# GIVEN REQUEST
Collect every line in the records below that contains the word "litro".
== EXTRACTED ENTRIES ==
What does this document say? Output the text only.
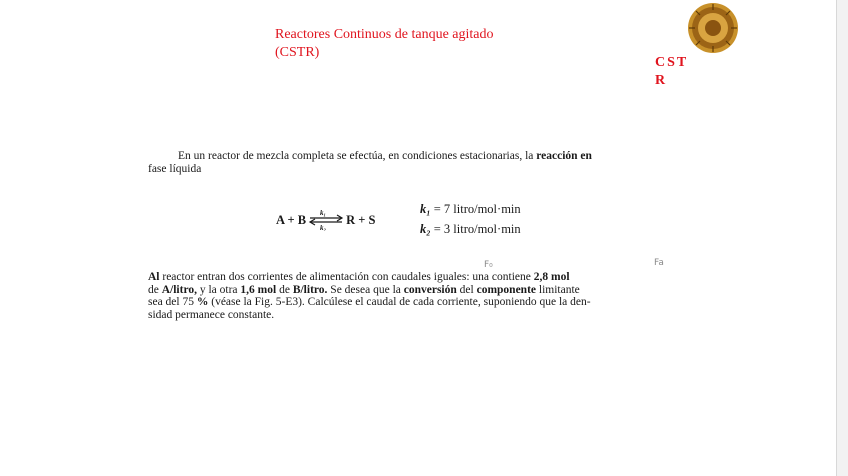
Reactores Continuos de tanque agitado
(CSTR)
CST
R
En un reactor de mezcla completa se efectúa, en condiciones estacionarias, la reacción en
fase líquida
A + B k₁
k₂
R + S
k₁ = 7 litro/mol·min
k₂ = 3 litro/mol·min
F₀	Fa
Al reactor entran dos corrientes de alimentación con caudales iguales: una contiene 2,8 mol
de A/litro, y la otra 1,6 mol de B/litro. Se desea que la conversión del componente limitante
sea del 75 % (véase la Fig. 5-E3). Calcúlese el caudal de cada corriente, suponiendo que la den-
sidad permanece constante.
===
# WORKED SOLUTION
k₁ = 7 litro/mol·min
k₂ = 3 litro/mol·min
de A/litro, y la otra 1,6 mol de B/litro. Se desea que la conversión del componente limitante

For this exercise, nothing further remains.